> _Directive_
Gather every line from the entries below that includes "JSON".

> _Supplied records_
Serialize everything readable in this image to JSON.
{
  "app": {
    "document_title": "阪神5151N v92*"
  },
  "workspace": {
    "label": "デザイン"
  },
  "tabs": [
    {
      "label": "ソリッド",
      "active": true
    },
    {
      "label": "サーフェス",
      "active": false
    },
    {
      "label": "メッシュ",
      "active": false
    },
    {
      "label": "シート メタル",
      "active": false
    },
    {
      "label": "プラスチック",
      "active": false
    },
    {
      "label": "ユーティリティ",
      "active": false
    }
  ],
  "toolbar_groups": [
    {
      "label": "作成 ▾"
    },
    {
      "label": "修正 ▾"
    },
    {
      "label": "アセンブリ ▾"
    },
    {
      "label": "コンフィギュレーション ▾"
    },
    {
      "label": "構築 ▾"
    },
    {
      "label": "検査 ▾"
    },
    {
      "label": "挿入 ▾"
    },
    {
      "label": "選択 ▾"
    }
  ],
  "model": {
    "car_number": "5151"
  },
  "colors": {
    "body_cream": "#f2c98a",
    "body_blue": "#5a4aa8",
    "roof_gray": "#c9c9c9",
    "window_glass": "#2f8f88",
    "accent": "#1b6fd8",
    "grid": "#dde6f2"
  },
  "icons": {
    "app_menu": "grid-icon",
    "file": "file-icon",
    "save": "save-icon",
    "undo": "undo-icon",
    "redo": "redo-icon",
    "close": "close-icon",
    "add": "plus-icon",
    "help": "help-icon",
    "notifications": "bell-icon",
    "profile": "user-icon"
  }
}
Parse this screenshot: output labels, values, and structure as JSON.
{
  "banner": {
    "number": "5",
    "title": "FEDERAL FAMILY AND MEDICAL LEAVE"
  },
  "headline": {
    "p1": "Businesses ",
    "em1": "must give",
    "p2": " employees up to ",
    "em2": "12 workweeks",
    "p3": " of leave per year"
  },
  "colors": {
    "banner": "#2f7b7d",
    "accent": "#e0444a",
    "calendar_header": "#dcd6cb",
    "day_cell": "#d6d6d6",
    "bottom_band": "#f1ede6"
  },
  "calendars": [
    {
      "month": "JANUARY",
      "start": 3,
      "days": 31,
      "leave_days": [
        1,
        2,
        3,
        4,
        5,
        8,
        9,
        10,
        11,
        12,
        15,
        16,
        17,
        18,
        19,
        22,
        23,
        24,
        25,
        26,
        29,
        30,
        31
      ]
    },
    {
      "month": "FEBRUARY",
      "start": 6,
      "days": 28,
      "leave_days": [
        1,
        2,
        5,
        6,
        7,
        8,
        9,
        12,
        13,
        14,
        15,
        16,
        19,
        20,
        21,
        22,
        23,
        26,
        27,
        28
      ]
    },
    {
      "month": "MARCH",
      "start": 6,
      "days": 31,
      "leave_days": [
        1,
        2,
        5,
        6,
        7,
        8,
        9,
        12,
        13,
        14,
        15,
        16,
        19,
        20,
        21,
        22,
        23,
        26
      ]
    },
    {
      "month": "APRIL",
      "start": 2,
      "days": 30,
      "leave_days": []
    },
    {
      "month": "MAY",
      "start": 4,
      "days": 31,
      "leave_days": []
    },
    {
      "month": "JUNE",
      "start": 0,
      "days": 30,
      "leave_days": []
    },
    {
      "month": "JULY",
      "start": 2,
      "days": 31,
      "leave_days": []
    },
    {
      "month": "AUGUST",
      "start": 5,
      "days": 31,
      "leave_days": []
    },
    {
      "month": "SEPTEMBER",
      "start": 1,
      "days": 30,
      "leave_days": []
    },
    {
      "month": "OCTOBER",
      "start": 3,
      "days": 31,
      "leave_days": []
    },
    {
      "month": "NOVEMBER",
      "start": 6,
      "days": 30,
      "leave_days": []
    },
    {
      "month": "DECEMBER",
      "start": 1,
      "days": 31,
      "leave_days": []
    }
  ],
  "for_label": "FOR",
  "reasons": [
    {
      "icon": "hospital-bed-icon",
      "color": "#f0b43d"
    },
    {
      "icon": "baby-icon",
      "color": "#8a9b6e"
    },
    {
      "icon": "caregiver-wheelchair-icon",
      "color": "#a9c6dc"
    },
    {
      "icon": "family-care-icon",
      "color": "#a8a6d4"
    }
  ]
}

> _Answer to the exercise_
Serialize everything readable in this image to JSON.
Parse this screenshot: output labels, values, and structure as JSON.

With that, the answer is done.